:: WORK TO DO ::
Send each entry back exactly as given, pictures excluded.

:: DATA TO USE ::

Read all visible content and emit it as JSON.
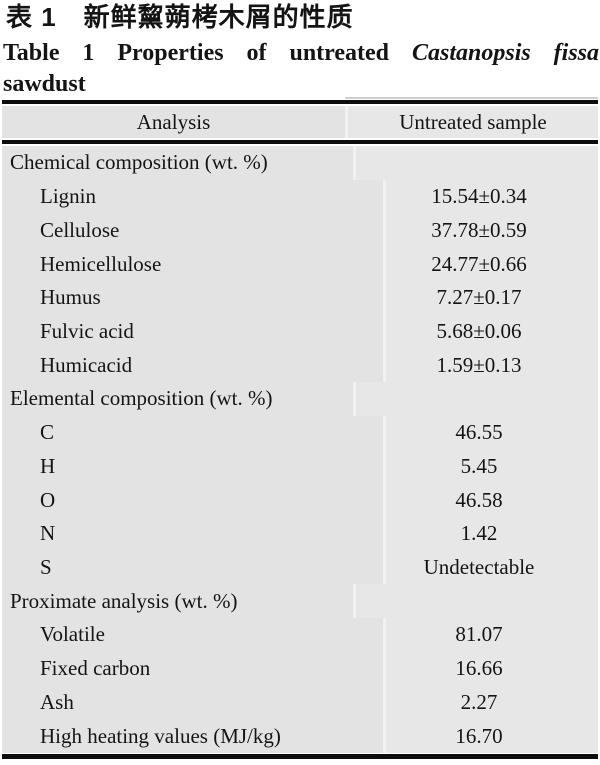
{
  "caption": {
    "title_zh": "表 1　新鲜黧蒴栲木屑的性质",
    "title_en_part1": "Table 1  Properties of untreated",
    "title_en_species_italic": "Castanopsis fissa",
    "title_en_line2": "sawdust"
  },
  "table": {
    "columns": [
      "Analysis",
      "Untreated sample"
    ],
    "rows": [
      {
        "type": "section",
        "label": "Chemical composition (wt. %)",
        "value": ""
      },
      {
        "type": "item",
        "label": "Lignin",
        "value": "15.54±0.34"
      },
      {
        "type": "item",
        "label": "Cellulose",
        "value": "37.78±0.59"
      },
      {
        "type": "item",
        "label": "Hemicellulose",
        "value": "24.77±0.66"
      },
      {
        "type": "item",
        "label": "Humus",
        "value": "7.27±0.17"
      },
      {
        "type": "item",
        "label": "Fulvic acid",
        "value": "5.68±0.06"
      },
      {
        "type": "item",
        "label": "Humicacid",
        "value": "1.59±0.13"
      },
      {
        "type": "section",
        "label": "Elemental composition (wt. %)",
        "value": ""
      },
      {
        "type": "item",
        "label": "C",
        "value": "46.55"
      },
      {
        "type": "item",
        "label": "H",
        "value": "5.45"
      },
      {
        "type": "item",
        "label": "O",
        "value": "46.58"
      },
      {
        "type": "item",
        "label": "N",
        "value": "1.42"
      },
      {
        "type": "item",
        "label": "S",
        "value": "Undetectable"
      },
      {
        "type": "section",
        "label": "Proximate analysis (wt. %)",
        "value": ""
      },
      {
        "type": "item",
        "label": "Volatile",
        "value": "81.07"
      },
      {
        "type": "item",
        "label": "Fixed carbon",
        "value": "16.66"
      },
      {
        "type": "item",
        "label": "Ash",
        "value": "2.27"
      },
      {
        "type": "item",
        "label": "High heating values (MJ/kg)",
        "value": "16.70"
      }
    ]
  },
  "colors": {
    "cell_left_bg": "#e3e3e3",
    "cell_right_bg": "#e7e7e7",
    "rule": "#0c0c0c"
  }
}
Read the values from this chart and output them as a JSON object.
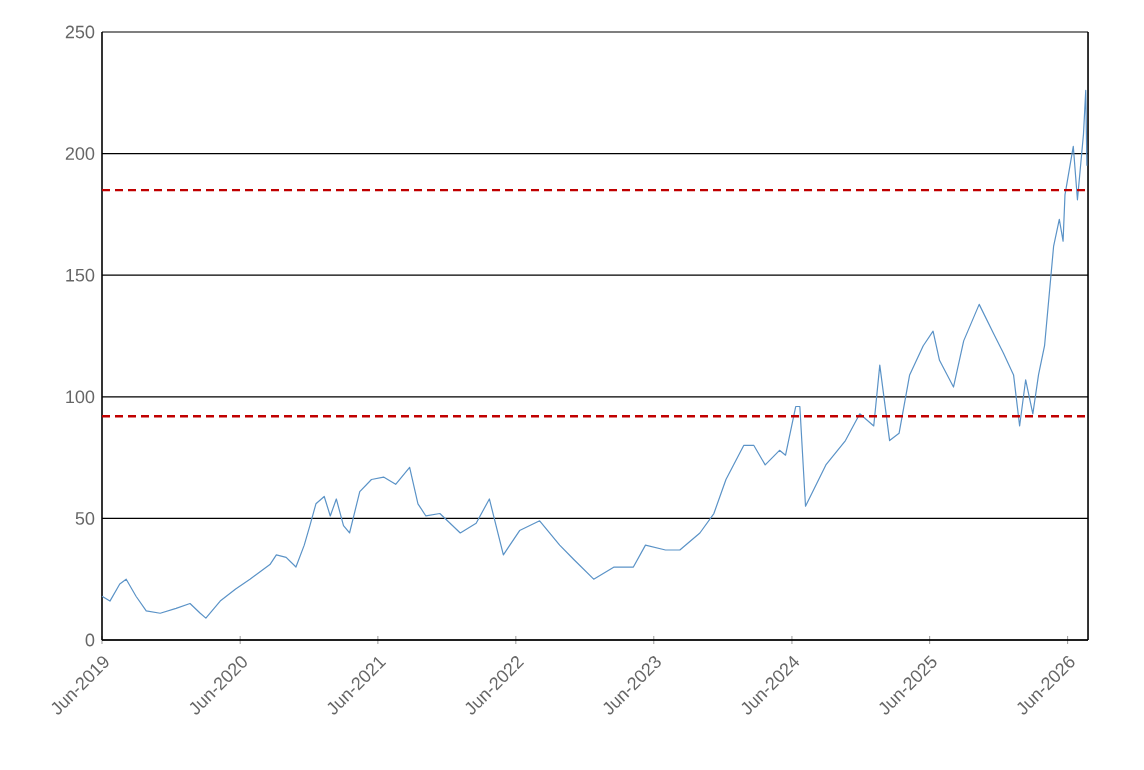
{
  "chart_data": {
    "type": "line",
    "color": "#5b93c7",
    "grid": "y",
    "line_style": "solid",
    "x": [
      "2019-06-01",
      "2019-06-22",
      "2019-07-18",
      "2019-08-04",
      "2019-08-30",
      "2019-09-26",
      "2019-11-02",
      "2019-12-14",
      "2020-01-20",
      "2020-02-16",
      "2020-03-02",
      "2020-04-09",
      "2020-05-20",
      "2020-06-27",
      "2020-07-23",
      "2020-08-19",
      "2020-09-05",
      "2020-10-01",
      "2020-10-27",
      "2020-11-18",
      "2020-12-03",
      "2020-12-19",
      "2021-01-10",
      "2021-01-26",
      "2021-02-11",
      "2021-03-02",
      "2021-03-18",
      "2021-04-14",
      "2021-05-15",
      "2021-06-16",
      "2021-07-18",
      "2021-08-24",
      "2021-09-15",
      "2021-10-06",
      "2021-11-12",
      "2022-01-05",
      "2022-02-16",
      "2022-03-23",
      "2022-04-29",
      "2022-06-11",
      "2022-08-03",
      "2022-09-25",
      "2022-11-02",
      "2022-12-24",
      "2023-02-16",
      "2023-04-08",
      "2023-05-10",
      "2023-07-02",
      "2023-08-09",
      "2023-10-01",
      "2023-11-07",
      "2023-12-09",
      "2024-01-25",
      "2024-02-21",
      "2024-03-22",
      "2024-04-29",
      "2024-05-15",
      "2024-06-11",
      "2024-06-22",
      "2024-07-07",
      "2024-08-30",
      "2024-10-21",
      "2024-11-28",
      "2025-01-04",
      "2025-01-20",
      "2025-02-15",
      "2025-03-12",
      "2025-04-09",
      "2025-05-15",
      "2025-06-10",
      "2025-06-27",
      "2025-08-03",
      "2025-08-30",
      "2025-10-10",
      "2025-11-17",
      "2025-12-13",
      "2026-01-09",
      "2026-01-25",
      "2026-02-10",
      "2026-03-01",
      "2026-03-16",
      "2026-04-01",
      "2026-04-25",
      "2026-05-10",
      "2026-05-20",
      "2026-05-25",
      "2026-06-16",
      "2026-06-27",
      "2026-07-13",
      "2026-07-19",
      "2026-07-22"
    ],
    "values": [
      18,
      16,
      23,
      25,
      18,
      12,
      11,
      13,
      15,
      11,
      9,
      16,
      21,
      25,
      28,
      31,
      35,
      34,
      30,
      39,
      47,
      56,
      59,
      51,
      58,
      47,
      44,
      61,
      66,
      67,
      64,
      71,
      56,
      51,
      52,
      44,
      48,
      58,
      35,
      45,
      49,
      39,
      33,
      25,
      30,
      30,
      39,
      37,
      37,
      44,
      52,
      66,
      80,
      80,
      72,
      78,
      76,
      96,
      96,
      55,
      72,
      82,
      93,
      88,
      113,
      82,
      85,
      109,
      121,
      127,
      115,
      104,
      123,
      138,
      126,
      118,
      109,
      88,
      107,
      93,
      109,
      121,
      162,
      173,
      164,
      183,
      203,
      181,
      208,
      226,
      195
    ],
    "xlim": [
      "2019-06-01",
      "2026-07-25"
    ],
    "xticks": [
      {
        "value": "2019-06-01",
        "label": "Jun-2019"
      },
      {
        "value": "2020-06-01",
        "label": "Jun-2020"
      },
      {
        "value": "2021-06-01",
        "label": "Jun-2021"
      },
      {
        "value": "2022-06-01",
        "label": "Jun-2022"
      },
      {
        "value": "2023-06-01",
        "label": "Jun-2023"
      },
      {
        "value": "2024-06-01",
        "label": "Jun-2024"
      },
      {
        "value": "2025-06-01",
        "label": "Jun-2025"
      },
      {
        "value": "2026-06-01",
        "label": "Jun-2026"
      }
    ],
    "ylim": [
      0,
      250
    ],
    "yticks": [
      0,
      50,
      100,
      150,
      200,
      250
    ],
    "ref_lines": [
      {
        "axis": "y",
        "value": 185,
        "color": "#c00000",
        "line_style": "dashed"
      },
      {
        "axis": "y",
        "value": 92,
        "color": "#c00000",
        "line_style": "dashed"
      }
    ]
  }
}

:: RESPONSE TO THIS EXERCISE ::
Read all visible content and emit it as JSON.
{
  "caption": {
    "title_zh": "表 1　新鲜黧蒴栲木屑的性质",
    "title_en_part1": "Table 1  Properties of untreated",
    "title_en_species_italic": "Castanopsis fissa",
    "title_en_line2": "sawdust"
  },
  "table": {
    "columns": [
      "Analysis",
      "Untreated sample"
    ],
    "rows": [
      {
        "type": "section",
        "label": "Chemical composition (wt. %)",
        "value": ""
      },
      {
        "type": "item",
        "label": "Lignin",
        "value": "15.54±0.34"
      },
      {
        "type": "item",
        "label": "Cellulose",
        "value": "37.78±0.59"
      },
      {
        "type": "item",
        "label": "Hemicellulose",
        "value": "24.77±0.66"
      },
      {
        "type": "item",
        "label": "Humus",
        "value": "7.27±0.17"
      },
      {
        "type": "item",
        "label": "Fulvic acid",
        "value": "5.68±0.06"
      },
      {
        "type": "item",
        "label": "Humicacid",
        "value": "1.59±0.13"
      },
      {
        "type": "section",
        "label": "Elemental composition (wt. %)",
        "value": ""
      },
      {
        "type": "item",
        "label": "C",
        "value": "46.55"
      },
      {
        "type": "item",
        "label": "H",
        "value": "5.45"
      },
      {
        "type": "item",
        "label": "O",
        "value": "46.58"
      },
      {
        "type": "item",
        "label": "N",
        "value": "1.42"
      },
      {
        "type": "item",
        "label": "S",
        "value": "Undetectable"
      },
      {
        "type": "section",
        "label": "Proximate analysis (wt. %)",
        "value": ""
      },
      {
        "type": "item",
        "label": "Volatile",
        "value": "81.07"
      },
      {
        "type": "item",
        "label": "Fixed carbon",
        "value": "16.66"
      },
      {
        "type": "item",
        "label": "Ash",
        "value": "2.27"
      },
      {
        "type": "item",
        "label": "High heating values (MJ/kg)",
        "value": "16.70"
      }
    ]
  },
  "colors": {
    "cell_left_bg": "#e3e3e3",
    "cell_right_bg": "#e7e7e7",
    "rule": "#0c0c0c"
  }
}
Read the values from this chart and output them as a JSON object.
{
  "chart_data": {
    "type": "line",
    "color": "#5b93c7",
    "grid": "y",
    "line_style": "solid",
    "x": [
      "2019-06-01",
      "2019-06-22",
      "2019-07-18",
      "2019-08-04",
      "2019-08-30",
      "2019-09-26",
      "2019-11-02",
      "2019-12-14",
      "2020-01-20",
      "2020-02-16",
      "2020-03-02",
      "2020-04-09",
      "2020-05-20",
      "2020-06-27",
      "2020-07-23",
      "2020-08-19",
      "2020-09-05",
      "2020-10-01",
      "2020-10-27",
      "2020-11-18",
      "2020-12-03",
      "2020-12-19",
      "2021-01-10",
      "2021-01-26",
      "2021-02-11",
      "2021-03-02",
      "2021-03-18",
      "2021-04-14",
      "2021-05-15",
      "2021-06-16",
      "2021-07-18",
      "2021-08-24",
      "2021-09-15",
      "2021-10-06",
      "2021-11-12",
      "2022-01-05",
      "2022-02-16",
      "2022-03-23",
      "2022-04-29",
      "2022-06-11",
      "2022-08-03",
      "2022-09-25",
      "2022-11-02",
      "2022-12-24",
      "2023-02-16",
      "2023-04-08",
      "2023-05-10",
      "2023-07-02",
      "2023-08-09",
      "2023-10-01",
      "2023-11-07",
      "2023-12-09",
      "2024-01-25",
      "2024-02-21",
      "2024-03-22",
      "2024-04-29",
      "2024-05-15",
      "2024-06-11",
      "2024-06-22",
      "2024-07-07",
      "2024-08-30",
      "2024-10-21",
      "2024-11-28",
      "2025-01-04",
      "2025-01-20",
      "2025-02-15",
      "2025-03-12",
      "2025-04-09",
      "2025-05-15",
      "2025-06-10",
      "2025-06-27",
      "2025-08-03",
      "2025-08-30",
      "2025-10-10",
      "2025-11-17",
      "2025-12-13",
      "2026-01-09",
      "2026-01-25",
      "2026-02-10",
      "2026-03-01",
      "2026-03-16",
      "2026-04-01",
      "2026-04-25",
      "2026-05-10",
      "2026-05-20",
      "2026-05-25",
      "2026-06-16",
      "2026-06-27",
      "2026-07-13",
      "2026-07-19",
      "2026-07-22"
    ],
    "values": [
      18,
      16,
      23,
      25,
      18,
      12,
      11,
      13,
      15,
      11,
      9,
      16,
      21,
      25,
      28,
      31,
      35,
      34,
      30,
      39,
      47,
      56,
      59,
      51,
      58,
      47,
      44,
      61,
      66,
      67,
      64,
      71,
      56,
      51,
      52,
      44,
      48,
      58,
      35,
      45,
      49,
      39,
      33,
      25,
      30,
      30,
      39,
      37,
      37,
      44,
      52,
      66,
      80,
      80,
      72,
      78,
      76,
      96,
      96,
      55,
      72,
      82,
      93,
      88,
      113,
      82,
      85,
      109,
      121,
      127,
      115,
      104,
      123,
      138,
      126,
      118,
      109,
      88,
      107,
      93,
      109,
      121,
      162,
      173,
      164,
      183,
      203,
      181,
      208,
      226,
      195
    ],
    "xlim": [
      "2019-06-01",
      "2026-07-25"
    ],
    "xticks": [
      {
        "value": "2019-06-01",
        "label": "Jun-2019"
      },
      {
        "value": "2020-06-01",
        "label": "Jun-2020"
      },
      {
        "value": "2021-06-01",
        "label": "Jun-2021"
      },
      {
        "value": "2022-06-01",
        "label": "Jun-2022"
      },
      {
        "value": "2023-06-01",
        "label": "Jun-2023"
      },
      {
        "value": "2024-06-01",
        "label": "Jun-2024"
      },
      {
        "value": "2025-06-01",
        "label": "Jun-2025"
      },
      {
        "value": "2026-06-01",
        "label": "Jun-2026"
      }
    ],
    "ylim": [
      0,
      250
    ],
    "yticks": [
      0,
      50,
      100,
      150,
      200,
      250
    ],
    "ref_lines": [
      {
        "axis": "y",
        "value": 185,
        "color": "#c00000",
        "line_style": "dashed"
      },
      {
        "axis": "y",
        "value": 92,
        "color": "#c00000",
        "line_style": "dashed"
      }
    ]
  }
}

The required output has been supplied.